▽

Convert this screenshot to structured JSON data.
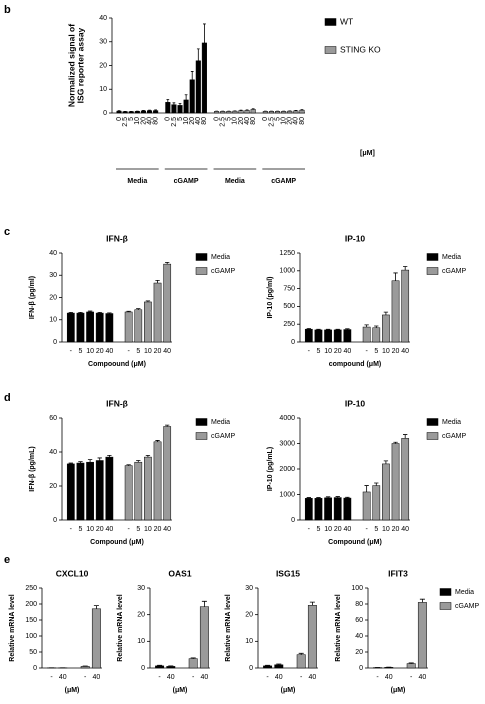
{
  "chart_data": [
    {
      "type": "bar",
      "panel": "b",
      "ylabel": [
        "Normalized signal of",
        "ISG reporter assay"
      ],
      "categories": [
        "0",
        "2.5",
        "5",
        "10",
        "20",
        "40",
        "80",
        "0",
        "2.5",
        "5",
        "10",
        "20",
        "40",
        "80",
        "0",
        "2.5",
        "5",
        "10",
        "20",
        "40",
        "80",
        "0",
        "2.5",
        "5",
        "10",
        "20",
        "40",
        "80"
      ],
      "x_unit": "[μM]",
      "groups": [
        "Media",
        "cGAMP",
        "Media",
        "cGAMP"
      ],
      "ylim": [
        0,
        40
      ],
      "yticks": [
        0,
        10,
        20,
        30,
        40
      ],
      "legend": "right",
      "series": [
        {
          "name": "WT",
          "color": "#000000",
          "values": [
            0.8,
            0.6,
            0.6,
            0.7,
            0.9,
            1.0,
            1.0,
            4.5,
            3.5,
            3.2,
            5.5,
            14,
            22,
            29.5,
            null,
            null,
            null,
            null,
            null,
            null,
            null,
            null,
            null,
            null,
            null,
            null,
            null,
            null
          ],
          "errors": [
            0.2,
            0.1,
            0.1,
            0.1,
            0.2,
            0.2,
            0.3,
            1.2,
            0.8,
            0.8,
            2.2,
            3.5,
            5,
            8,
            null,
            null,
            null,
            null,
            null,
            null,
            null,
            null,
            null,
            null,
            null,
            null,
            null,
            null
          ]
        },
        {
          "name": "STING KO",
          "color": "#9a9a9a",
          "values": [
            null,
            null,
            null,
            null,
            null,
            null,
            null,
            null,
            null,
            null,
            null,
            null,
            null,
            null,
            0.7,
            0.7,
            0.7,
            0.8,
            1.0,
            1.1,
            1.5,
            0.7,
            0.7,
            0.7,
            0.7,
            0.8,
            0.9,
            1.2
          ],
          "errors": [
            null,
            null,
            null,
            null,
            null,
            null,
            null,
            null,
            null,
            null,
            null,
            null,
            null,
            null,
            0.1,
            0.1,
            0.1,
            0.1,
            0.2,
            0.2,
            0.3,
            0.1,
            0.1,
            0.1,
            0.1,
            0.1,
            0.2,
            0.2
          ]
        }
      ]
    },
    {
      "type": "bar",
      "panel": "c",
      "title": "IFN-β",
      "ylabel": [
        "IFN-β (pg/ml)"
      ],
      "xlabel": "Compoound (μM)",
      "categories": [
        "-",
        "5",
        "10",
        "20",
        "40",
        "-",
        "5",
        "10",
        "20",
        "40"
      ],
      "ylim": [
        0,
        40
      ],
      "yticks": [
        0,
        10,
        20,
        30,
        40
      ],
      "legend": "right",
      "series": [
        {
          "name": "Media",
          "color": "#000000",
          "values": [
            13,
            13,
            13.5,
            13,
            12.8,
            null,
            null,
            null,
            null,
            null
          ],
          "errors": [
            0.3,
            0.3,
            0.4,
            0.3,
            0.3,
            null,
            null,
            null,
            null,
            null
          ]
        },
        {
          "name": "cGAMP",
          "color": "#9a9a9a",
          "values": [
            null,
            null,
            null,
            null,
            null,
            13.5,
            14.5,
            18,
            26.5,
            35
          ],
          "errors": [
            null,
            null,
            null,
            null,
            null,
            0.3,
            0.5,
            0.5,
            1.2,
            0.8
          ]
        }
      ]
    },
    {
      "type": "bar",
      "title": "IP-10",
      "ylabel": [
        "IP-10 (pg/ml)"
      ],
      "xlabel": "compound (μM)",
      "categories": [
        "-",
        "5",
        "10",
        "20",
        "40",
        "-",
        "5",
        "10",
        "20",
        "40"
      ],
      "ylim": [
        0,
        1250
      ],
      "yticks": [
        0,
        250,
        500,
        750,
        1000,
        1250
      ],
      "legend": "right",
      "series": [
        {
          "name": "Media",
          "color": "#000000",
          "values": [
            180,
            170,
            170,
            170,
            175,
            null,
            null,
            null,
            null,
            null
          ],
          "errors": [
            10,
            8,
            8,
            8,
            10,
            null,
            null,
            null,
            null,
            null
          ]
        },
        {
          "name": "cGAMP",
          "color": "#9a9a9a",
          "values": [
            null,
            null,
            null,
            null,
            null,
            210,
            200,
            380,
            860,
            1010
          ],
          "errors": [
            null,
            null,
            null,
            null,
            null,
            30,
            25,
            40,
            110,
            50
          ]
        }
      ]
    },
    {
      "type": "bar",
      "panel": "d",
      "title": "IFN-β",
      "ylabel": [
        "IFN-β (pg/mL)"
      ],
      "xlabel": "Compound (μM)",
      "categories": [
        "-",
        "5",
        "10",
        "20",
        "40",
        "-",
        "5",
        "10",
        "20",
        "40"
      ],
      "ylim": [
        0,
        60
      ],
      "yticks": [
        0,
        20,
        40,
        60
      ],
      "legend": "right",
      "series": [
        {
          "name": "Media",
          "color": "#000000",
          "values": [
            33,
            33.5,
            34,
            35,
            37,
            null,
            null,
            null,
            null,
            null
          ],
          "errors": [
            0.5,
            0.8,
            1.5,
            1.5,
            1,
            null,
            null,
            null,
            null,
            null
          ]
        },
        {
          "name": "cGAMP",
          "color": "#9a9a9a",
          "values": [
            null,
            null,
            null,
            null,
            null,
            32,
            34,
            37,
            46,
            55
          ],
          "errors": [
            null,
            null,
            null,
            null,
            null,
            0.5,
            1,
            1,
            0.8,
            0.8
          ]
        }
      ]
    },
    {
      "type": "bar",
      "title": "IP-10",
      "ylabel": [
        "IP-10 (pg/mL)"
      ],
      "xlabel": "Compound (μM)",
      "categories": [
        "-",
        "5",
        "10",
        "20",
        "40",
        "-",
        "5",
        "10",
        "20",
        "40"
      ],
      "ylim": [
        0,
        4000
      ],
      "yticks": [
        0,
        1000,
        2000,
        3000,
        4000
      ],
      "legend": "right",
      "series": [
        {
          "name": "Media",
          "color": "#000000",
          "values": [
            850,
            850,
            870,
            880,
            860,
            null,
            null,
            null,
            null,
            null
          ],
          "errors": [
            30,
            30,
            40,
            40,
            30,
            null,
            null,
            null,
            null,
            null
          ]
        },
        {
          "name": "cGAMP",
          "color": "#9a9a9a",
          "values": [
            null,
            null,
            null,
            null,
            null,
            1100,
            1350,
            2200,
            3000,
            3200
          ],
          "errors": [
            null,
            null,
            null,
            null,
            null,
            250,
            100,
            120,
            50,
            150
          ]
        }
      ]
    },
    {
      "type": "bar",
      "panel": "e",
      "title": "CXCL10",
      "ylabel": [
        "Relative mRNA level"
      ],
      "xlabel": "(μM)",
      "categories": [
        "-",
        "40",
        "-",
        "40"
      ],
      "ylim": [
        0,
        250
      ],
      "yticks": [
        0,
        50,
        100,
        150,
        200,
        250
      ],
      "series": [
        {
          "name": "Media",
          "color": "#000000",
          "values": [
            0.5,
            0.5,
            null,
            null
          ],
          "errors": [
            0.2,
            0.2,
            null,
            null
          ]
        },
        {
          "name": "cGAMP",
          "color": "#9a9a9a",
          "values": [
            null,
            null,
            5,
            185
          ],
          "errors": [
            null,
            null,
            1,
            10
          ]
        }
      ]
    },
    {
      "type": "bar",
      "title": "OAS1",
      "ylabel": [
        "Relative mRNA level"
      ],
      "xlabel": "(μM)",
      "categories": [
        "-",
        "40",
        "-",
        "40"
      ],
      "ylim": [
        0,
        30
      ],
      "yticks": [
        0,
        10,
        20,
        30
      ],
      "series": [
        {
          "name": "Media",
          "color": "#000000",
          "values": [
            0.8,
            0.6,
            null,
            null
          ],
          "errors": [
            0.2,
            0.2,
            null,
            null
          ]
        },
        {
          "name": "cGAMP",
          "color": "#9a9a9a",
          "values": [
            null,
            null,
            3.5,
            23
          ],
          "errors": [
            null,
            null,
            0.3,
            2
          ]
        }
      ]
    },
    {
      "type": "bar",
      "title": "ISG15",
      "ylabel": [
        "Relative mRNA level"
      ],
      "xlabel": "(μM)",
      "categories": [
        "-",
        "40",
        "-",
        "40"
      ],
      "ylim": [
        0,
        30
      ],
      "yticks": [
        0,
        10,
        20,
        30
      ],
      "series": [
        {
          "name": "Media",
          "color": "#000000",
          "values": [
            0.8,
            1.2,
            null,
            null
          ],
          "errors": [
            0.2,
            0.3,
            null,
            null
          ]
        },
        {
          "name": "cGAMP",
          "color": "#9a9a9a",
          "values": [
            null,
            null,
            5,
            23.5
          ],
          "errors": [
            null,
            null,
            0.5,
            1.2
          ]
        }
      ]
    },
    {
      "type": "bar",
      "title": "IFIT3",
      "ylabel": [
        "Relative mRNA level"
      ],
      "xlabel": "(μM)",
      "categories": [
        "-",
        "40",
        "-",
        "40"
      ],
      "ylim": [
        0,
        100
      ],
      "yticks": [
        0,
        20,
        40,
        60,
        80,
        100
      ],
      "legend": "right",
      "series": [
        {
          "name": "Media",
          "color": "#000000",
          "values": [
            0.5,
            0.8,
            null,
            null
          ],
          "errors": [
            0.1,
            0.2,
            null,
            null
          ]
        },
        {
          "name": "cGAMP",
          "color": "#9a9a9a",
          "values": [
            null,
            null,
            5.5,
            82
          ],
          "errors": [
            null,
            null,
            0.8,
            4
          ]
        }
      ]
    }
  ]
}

△

> _Your instructions_: If the word "title" is on a line above, return that line.

> _Written reply_:
      "title": "IFN-β",
      "title": "IP-10",
      "title": "IFN-β",
      "title": "IP-10",
      "title": "CXCL10",
      "title": "OAS1",
      "title": "ISG15",
      "title": "IFIT3",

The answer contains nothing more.